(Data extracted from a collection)
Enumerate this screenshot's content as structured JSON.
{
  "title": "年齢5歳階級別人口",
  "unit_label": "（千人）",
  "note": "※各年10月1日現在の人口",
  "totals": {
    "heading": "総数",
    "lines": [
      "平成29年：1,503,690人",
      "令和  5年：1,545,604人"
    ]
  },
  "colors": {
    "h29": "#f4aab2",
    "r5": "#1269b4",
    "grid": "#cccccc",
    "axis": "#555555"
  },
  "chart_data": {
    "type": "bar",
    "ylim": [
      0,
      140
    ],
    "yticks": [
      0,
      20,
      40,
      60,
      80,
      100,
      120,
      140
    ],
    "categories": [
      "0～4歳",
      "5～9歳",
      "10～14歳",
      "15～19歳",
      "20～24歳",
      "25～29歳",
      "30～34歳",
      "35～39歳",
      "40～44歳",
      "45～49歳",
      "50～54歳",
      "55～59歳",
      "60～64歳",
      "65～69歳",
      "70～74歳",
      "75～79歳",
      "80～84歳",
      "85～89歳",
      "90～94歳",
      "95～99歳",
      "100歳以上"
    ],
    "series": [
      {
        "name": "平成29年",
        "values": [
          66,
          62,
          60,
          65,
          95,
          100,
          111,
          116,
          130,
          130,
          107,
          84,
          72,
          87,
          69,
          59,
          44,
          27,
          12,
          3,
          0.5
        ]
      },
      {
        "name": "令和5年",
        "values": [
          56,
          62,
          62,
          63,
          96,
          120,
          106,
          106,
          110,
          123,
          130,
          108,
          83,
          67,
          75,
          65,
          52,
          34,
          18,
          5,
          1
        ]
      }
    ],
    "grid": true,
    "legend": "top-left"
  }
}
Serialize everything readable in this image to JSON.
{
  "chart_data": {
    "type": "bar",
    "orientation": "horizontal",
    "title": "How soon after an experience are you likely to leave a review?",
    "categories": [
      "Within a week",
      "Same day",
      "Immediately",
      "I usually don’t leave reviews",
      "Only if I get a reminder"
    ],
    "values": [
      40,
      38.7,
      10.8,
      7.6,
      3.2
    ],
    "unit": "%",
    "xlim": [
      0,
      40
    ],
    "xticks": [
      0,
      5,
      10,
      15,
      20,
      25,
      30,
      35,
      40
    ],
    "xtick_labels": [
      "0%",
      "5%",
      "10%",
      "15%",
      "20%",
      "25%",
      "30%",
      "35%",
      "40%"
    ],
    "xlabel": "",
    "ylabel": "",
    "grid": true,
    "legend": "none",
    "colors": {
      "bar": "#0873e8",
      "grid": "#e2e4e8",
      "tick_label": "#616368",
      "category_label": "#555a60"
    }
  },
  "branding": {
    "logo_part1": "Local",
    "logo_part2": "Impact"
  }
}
--
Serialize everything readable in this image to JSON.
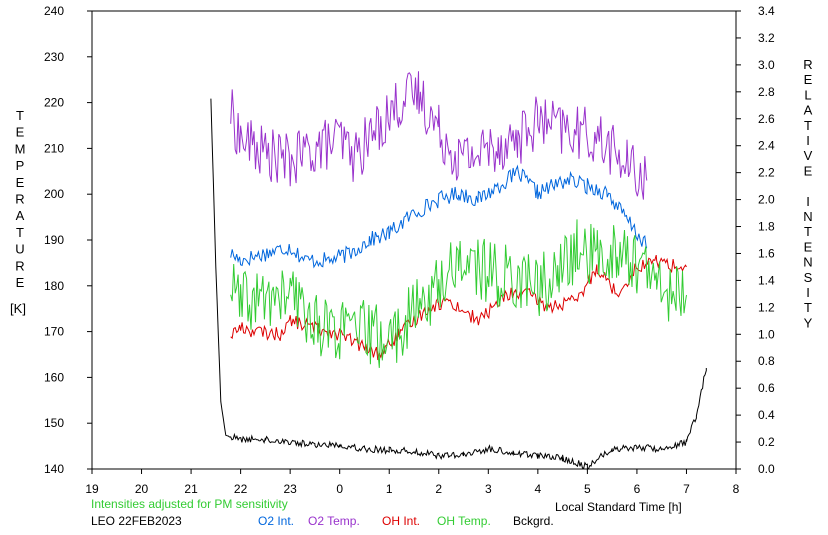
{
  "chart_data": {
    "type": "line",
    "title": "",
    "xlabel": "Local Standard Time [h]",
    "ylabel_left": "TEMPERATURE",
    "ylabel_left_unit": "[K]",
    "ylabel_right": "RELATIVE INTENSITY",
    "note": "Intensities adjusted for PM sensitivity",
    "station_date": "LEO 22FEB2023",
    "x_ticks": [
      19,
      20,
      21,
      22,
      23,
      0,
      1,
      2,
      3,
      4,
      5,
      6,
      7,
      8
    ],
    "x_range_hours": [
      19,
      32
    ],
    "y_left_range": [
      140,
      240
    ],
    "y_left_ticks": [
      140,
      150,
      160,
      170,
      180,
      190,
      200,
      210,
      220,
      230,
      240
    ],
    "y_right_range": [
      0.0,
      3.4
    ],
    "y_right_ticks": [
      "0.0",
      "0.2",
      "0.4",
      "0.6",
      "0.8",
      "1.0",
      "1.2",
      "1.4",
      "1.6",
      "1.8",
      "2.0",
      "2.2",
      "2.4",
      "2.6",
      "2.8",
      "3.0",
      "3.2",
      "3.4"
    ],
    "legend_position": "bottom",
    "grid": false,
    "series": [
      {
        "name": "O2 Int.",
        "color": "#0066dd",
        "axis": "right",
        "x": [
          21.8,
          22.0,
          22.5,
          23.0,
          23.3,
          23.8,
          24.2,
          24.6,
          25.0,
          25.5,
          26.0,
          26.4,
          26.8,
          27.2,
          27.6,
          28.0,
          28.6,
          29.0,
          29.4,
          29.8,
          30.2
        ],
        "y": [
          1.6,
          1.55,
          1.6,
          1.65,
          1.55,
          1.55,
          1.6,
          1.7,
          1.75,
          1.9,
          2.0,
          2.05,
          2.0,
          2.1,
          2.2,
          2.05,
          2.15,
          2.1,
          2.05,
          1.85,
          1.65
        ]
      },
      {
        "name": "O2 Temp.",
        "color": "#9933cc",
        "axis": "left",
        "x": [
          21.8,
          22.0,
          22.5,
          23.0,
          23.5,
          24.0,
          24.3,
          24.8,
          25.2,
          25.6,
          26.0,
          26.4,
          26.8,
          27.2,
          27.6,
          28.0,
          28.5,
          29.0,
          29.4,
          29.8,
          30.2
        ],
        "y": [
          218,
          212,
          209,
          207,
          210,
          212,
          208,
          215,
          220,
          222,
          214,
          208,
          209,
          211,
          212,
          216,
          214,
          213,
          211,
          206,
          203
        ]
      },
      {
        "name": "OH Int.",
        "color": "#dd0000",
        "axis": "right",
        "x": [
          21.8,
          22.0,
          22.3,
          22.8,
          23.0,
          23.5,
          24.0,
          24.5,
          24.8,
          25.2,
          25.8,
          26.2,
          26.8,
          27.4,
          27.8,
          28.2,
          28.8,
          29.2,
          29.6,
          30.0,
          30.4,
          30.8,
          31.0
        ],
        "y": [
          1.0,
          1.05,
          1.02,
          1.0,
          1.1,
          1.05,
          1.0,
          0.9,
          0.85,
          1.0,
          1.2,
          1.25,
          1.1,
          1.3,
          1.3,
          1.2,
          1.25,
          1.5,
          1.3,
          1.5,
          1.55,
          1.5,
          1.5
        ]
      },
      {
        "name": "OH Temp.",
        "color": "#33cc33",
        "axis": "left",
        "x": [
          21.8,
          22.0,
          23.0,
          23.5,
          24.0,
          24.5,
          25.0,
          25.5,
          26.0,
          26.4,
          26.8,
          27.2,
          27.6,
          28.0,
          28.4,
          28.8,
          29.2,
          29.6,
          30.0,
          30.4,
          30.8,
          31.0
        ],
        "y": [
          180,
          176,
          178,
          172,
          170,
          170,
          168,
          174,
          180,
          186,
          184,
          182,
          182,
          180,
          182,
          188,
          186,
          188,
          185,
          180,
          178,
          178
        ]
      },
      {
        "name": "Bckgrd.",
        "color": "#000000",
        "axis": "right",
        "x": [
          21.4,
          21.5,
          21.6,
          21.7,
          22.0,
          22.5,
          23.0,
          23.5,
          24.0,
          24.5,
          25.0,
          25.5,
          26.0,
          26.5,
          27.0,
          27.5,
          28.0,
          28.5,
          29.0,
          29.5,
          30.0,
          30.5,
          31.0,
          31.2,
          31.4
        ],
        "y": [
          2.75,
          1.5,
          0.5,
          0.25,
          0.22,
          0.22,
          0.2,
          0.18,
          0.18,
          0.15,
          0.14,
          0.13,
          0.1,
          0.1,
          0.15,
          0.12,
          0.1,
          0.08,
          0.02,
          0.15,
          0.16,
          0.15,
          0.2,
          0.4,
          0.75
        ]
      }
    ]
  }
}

== STATED TASK ==
Check each line above for the word "note" and say how many have it, with nothing else.

== FULL RESPONSE ==
2